Put the text of each of the following rows into a JSON list of strings, with one string for each line and blank lines omitted. Leave the pictures out of the answer.

Data entries

• • • • • • •

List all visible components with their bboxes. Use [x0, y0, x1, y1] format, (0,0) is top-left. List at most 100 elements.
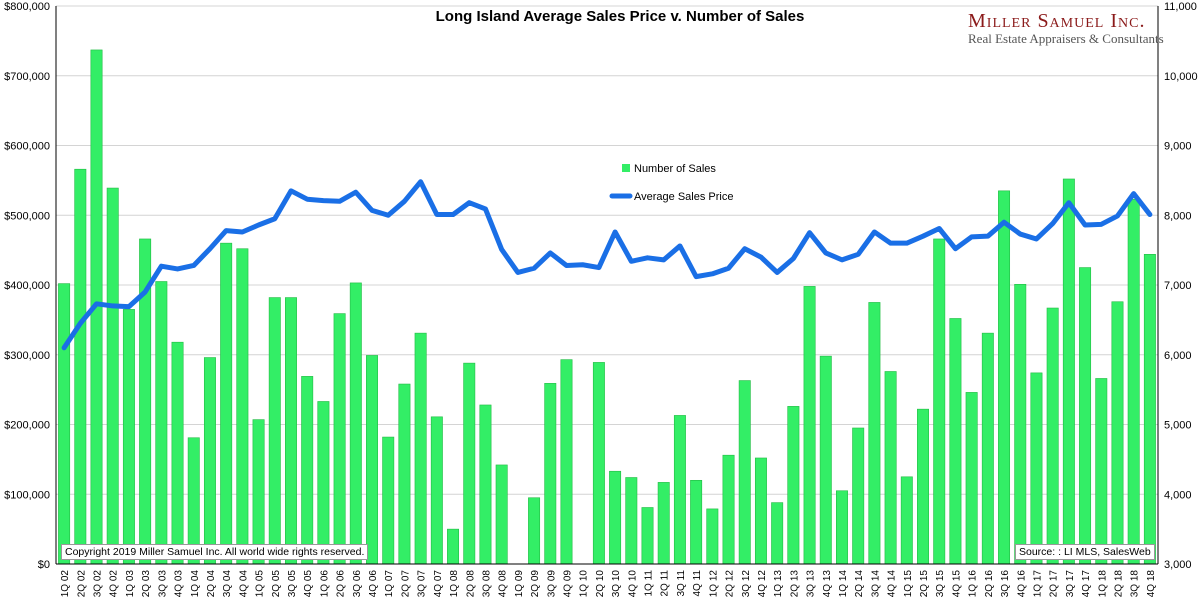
x-tick-label: 4Q 04	[238, 570, 249, 598]
x-tick-label: 4Q 03	[174, 570, 185, 598]
sales-bar	[349, 282, 362, 565]
x-tick-label: 3Q 13	[806, 570, 817, 598]
x-tick-label: 4Q 09	[562, 570, 573, 598]
bar-series	[58, 49, 1156, 565]
sales-bar	[463, 362, 476, 565]
x-tick-label: 2Q 03	[141, 570, 152, 598]
x-tick-label: 1Q 04	[190, 570, 201, 598]
sales-bar	[1111, 301, 1124, 565]
sales-bar	[479, 404, 492, 565]
x-tick-label: 3Q 16	[1000, 570, 1011, 598]
x-tick-label: 3Q 02	[93, 570, 104, 598]
sales-bar	[74, 168, 87, 565]
x-tick-label: 3Q 04	[222, 570, 233, 598]
x-tick-label: 1Q 03	[125, 570, 136, 598]
sales-bar	[754, 457, 767, 565]
x-tick-label: 4Q 14	[887, 570, 898, 598]
sales-bar	[722, 454, 735, 565]
sales-bar	[836, 490, 848, 565]
sales-bar	[819, 355, 832, 565]
x-tick-label: 3Q 17	[1065, 570, 1076, 598]
sales-bar	[252, 419, 265, 565]
legend: Number of Sales Average Sales Price	[609, 163, 733, 203]
x-tick-label: 1Q 12	[708, 570, 719, 598]
x-tick-label: 1Q 14	[838, 570, 849, 598]
source-note: Source: : LI MLS, SalesWeb	[1015, 544, 1155, 560]
sales-bar	[1014, 283, 1027, 565]
x-tick-label: 1Q 11	[644, 570, 655, 597]
sales-bar	[771, 502, 784, 565]
x-tick-label: 1Q 07	[384, 570, 395, 598]
y-left-tick-label: $800,000	[4, 1, 50, 13]
logo-name: Miller Samuel Inc.	[968, 10, 1146, 32]
x-tick-label: 1Q 13	[773, 570, 784, 598]
x-tick-label: 3Q 15	[935, 570, 946, 598]
sales-bar	[900, 476, 913, 565]
copyright-note: Copyright 2019 Miller Samuel Inc. All wo…	[61, 544, 369, 560]
sales-bar	[220, 242, 233, 565]
sales-bar	[560, 359, 573, 565]
axes: $0 $100,000 $200,000 $300,000 $400,000 $500,0…	[4, 1, 1198, 597]
x-tick-label: 4Q 07	[433, 570, 444, 598]
x-tick-label: 1Q 17	[1032, 570, 1043, 598]
legend-label-price: Average Sales Price	[634, 191, 733, 203]
sales-bar	[430, 416, 443, 565]
logo-tagline: Real Estate Appraisers & Consultants	[968, 31, 1164, 46]
y-left-tick-label: $300,000	[4, 350, 50, 362]
sales-bar	[884, 371, 897, 565]
x-tick-label: 1Q 02	[60, 570, 71, 598]
x-tick-label: 4Q 17	[1081, 570, 1092, 598]
sales-bar	[414, 332, 427, 565]
sales-bar	[317, 401, 330, 565]
sales-bar	[528, 497, 541, 565]
x-tick-label: 4Q 08	[498, 570, 509, 598]
sales-bar	[625, 477, 638, 565]
x-tick-label: 4Q 05	[303, 570, 314, 598]
sales-bar	[949, 318, 962, 565]
sales-bar	[236, 248, 249, 565]
x-tick-label: 3Q 10	[611, 570, 622, 598]
sales-bar	[787, 406, 800, 565]
x-tick-label: 4Q 16	[1016, 570, 1027, 598]
x-tick-label: 2Q 16	[984, 570, 995, 598]
x-tick-label: 2Q 09	[530, 570, 541, 598]
x-tick-label: 1Q 10	[579, 570, 590, 598]
sales-bar	[171, 341, 184, 565]
y-right-tick-label: 11,000	[1164, 1, 1197, 13]
company-logo: Miller Samuel Inc. Real Estate Appraiser…	[968, 10, 1164, 47]
x-tick-label: 4Q 12	[757, 570, 768, 598]
sales-bar	[203, 357, 216, 565]
sales-bar	[398, 383, 411, 565]
y-right-tick-label: 3,000	[1164, 559, 1192, 571]
x-tick-label: 3Q 07	[417, 570, 428, 598]
x-tick-label: 1Q 09	[514, 570, 525, 598]
x-tick-label: 4Q 06	[368, 570, 379, 598]
x-tick-label: 1Q 15	[903, 570, 914, 598]
y-left-tick-label: $500,000	[4, 210, 50, 222]
x-tick-label: 4Q 10	[627, 570, 638, 598]
sales-bar	[706, 508, 719, 565]
sales-bar	[268, 297, 281, 565]
sales-bar	[366, 355, 378, 565]
y-right-tick-label: 7,000	[1164, 280, 1192, 292]
y-left-tick-label: $100,000	[4, 489, 50, 501]
x-tick-label: 2Q 05	[271, 570, 282, 598]
x-tick-label: 2Q 11	[660, 570, 671, 597]
y-left-tick-label: $600,000	[4, 141, 50, 153]
sales-bar	[333, 313, 346, 565]
y-left-tick-label: $200,000	[4, 420, 50, 432]
sales-bar	[965, 392, 978, 565]
x-tick-label: 3Q 11	[676, 570, 687, 597]
sales-bar	[301, 376, 314, 565]
x-tick-label: 2Q 06	[336, 570, 347, 598]
x-tick-label: 2Q 07	[400, 570, 411, 598]
y-left-tick-label: $400,000	[4, 280, 50, 292]
x-tick-label: 3Q 14	[870, 570, 881, 598]
x-tick-label: 1Q 08	[449, 570, 460, 598]
sales-bar	[1062, 178, 1075, 565]
sales-bar	[1143, 254, 1156, 565]
sales-bar	[657, 482, 670, 565]
sales-bar	[382, 436, 395, 565]
x-tick-label: 1Q 18	[1097, 570, 1108, 598]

• • • • • • •

Exercise answer:
[
  "List all visible components with their bboxes. Use [x0, y0, x1, y1] format, (0,0) is top-left. List at most 100 elements.",
  "x-tick-label: 4Q 04\t[238, 570, 249, 598]",
  "x-tick-label: 4Q 03\t[174, 570, 185, 598]",
  "sales-bar\t[349, 282, 362, 565]",
  "x-tick-label: 3Q 13\t[806, 570, 817, 598]",
  "x-tick-label: 4Q 09\t[562, 570, 573, 598]",
  "bar-series\t[58, 49, 1156, 565]",
  "sales-bar\t[463, 362, 476, 565]",
  "x-tick-label: 2Q 03\t[141, 570, 152, 598]",
  "x-tick-label: 1Q 04\t[190, 570, 201, 598]",
  "sales-bar\t[1111, 301, 1124, 565]",
  "sales-bar\t[479, 404, 492, 565]",
  "x-tick-label: 3Q 16\t[1000, 570, 1011, 598]",
  "x-tick-label: 3Q 02\t[93, 570, 104, 598]",
  "sales-bar\t[74, 168, 87, 565]",
  "x-tick-label: 3Q 04\t[222, 570, 233, 598]",
  "x-tick-label: 1Q 03\t[125, 570, 136, 598]",
  "sales-bar\t[754, 457, 767, 565]",
  "x-tick-label: 4Q 14\t[887, 570, 898, 598]",
  "sales-bar\t[722, 454, 735, 565]",
  "sales-bar\t[836, 490, 848, 565]",
  "sales-bar\t[819, 355, 832, 565]",
  "x-tick-label: 3Q 17\t[1065, 570, 1076, 598]",
  "sales-bar\t[252, 419, 265, 565]",
  "legend: Number of Sales Average Sales Price\t[609, 163, 733, 203]",
  "x-tick-label: 1Q 12\t[708, 570, 719, 598]",
  "x-tick-label: 1Q 14\t[838, 570, 849, 598]",
  "source-note: Source: : LI MLS, SalesWeb\t[1015, 544, 1155, 560]",
  "sales-bar\t[1014, 283, 1027, 565]",
  "x-tick-label: 1Q 11\t[644, 570, 655, 597]",
  "sales-bar\t[771, 502, 784, 565]",
  "x-tick-label: 1Q 07\t[384, 570, 395, 598]",
  "y-left-tick-label: $800,000\t[4, 1, 50, 13]",
  "logo-name: Miller Samuel Inc.\t[968, 10, 1146, 32]",
  "x-tick-label: 1Q 13\t[773, 570, 784, 598]",
  "x-tick-label: 3Q 15\t[935, 570, 946, 598]",
  "sales-bar\t[900, 476, 913, 565]",
  "copyright-note: Copyright 2019 Miller Samuel Inc. All wo…\t[61, 544, 369, 560]",
  "sales-bar\t[220, 242, 233, 565]",
  "sales-bar\t[560, 359, 573, 565]",
  "axes: $0 $100,000 $200,000 $300,000 $400,000 $500,0…\t[4, 1, 1198, 597]",
  "x-tick-label: 4Q 07\t[433, 570, 444, 598]",
  "x-tick-label: 1Q 17\t[1032, 570, 1043, 598]",
  "legend-label-price: Average Sales Price\t[634, 191, 733, 203]",
  "sales-bar\t[430, 416, 443, 565]",
  "logo-tagline: Real Estate Appraisers & Consultants\t[968, 31, 1164, 46]",
  "y-left-tick-label: $300,000\t[4, 350, 50, 362]",
  "sales-bar\t[884, 371, 897, 565]",
  "x-tick-label: 1Q 02\t[60, 570, 71, 598]",
  "x-tick-label: 4Q 17\t[1081, 570, 1092, 598]",
  "sales-bar\t[414, 332, 427, 565]",
  "sales-bar\t[317, 401, 330, 565]",
  "sales-bar\t[528, 497, 541, 565]",
  "x-tick-label: 4Q 08\t[498, 570, 509, 598]",
  "sales-bar\t[625, 477, 638, 565]",
  "x-tick-label: 4Q 05\t[303, 570, 314, 598]",
  "sales-bar\t[949, 318, 962, 565]",
  "sales-bar\t[236, 248, 249, 565]",
  "x-tick-label: 3Q 10\t[611, 570, 622, 598]",
  "sales-bar\t[787, 406, 800, 565]",
  "x-tick-label: 4Q 16\t[1016, 570, 1027, 598]",
  "x-tick-label: 2Q 16\t[984, 570, 995, 598]",
  "x-tick-label: 2Q 09\t[530, 570, 541, 598]",
  "x-tick-label: 1Q 10\t[579, 570, 590, 598]",
  "sales-bar\t[171, 341, 184, 565]",
  "y-right-tick-label: 11,000\t[1164, 1, 1197, 13]",
  "company-logo: Miller Samuel Inc. Real Estate Appraiser…\t[968, 10, 1164, 47]",
  "x-tick-label: 4Q 12\t[757, 570, 768, 598]",
  "sales-bar\t[203, 357, 216, 565]",
  "sales-bar\t[398, 383, 411, 565]",
  "y-right-tick-label: 3,000\t[1164, 559, 1192, 571]",
  "x-tick-label: 3Q 07\t[417, 570, 428, 598]",
  "x-tick-label: 1Q 09\t[514, 570, 525, 598]",
  "x-tick-label: 4Q 06\t[368, 570, 379, 598]",
  "x-tick-label: 1Q 15\t[903, 570, 914, 598]",
  "y-left-tick-label: $500,000\t[4, 210, 50, 222]",
  "x-tick-label: 4Q 10\t[627, 570, 638, 598]",
  "sales-bar\t[706, 508, 719, 565]",
  "sales-bar\t[268, 297, 281, 565]",
  "sales-bar\t[366, 355, 378, 565]",
  "y-right-tick-label: 7,000\t[1164, 280, 1192, 292]",
  "y-left-tick-label: $100,000\t[4, 489, 50, 501]",
  "x-tick-label: 2Q 05\t[271, 570, 282, 598]",
  "x-tick-label: 2Q 11\t[660, 570, 671, 597]",
  "y-left-tick-label: $600,000\t[4, 141, 50, 153]",
  "sales-bar\t[333, 313, 346, 565]",
  "y-left-tick-label: $200,000\t[4, 420, 50, 432]",
  "sales-bar\t[965, 392, 978, 565]",
  "x-tick-label: 3Q 11\t[676, 570, 687, 597]",
  "sales-bar\t[301, 376, 314, 565]",
  "x-tick-label: 2Q 06\t[336, 570, 347, 598]",
  "x-tick-label: 2Q 07\t[400, 570, 411, 598]",
  "y-left-tick-label: $400,000\t[4, 280, 50, 292]",
  "x-tick-label: 3Q 14\t[870, 570, 881, 598]",
  "x-tick-label: 1Q 08\t[449, 570, 460, 598]",
  "sales-bar\t[1062, 178, 1075, 565]",
  "sales-bar\t[1143, 254, 1156, 565]",
  "sales-bar\t[657, 482, 670, 565]",
  "sales-bar\t[382, 436, 395, 565]",
  "x-tick-label: 1Q 18\t[1097, 570, 1108, 598]"
]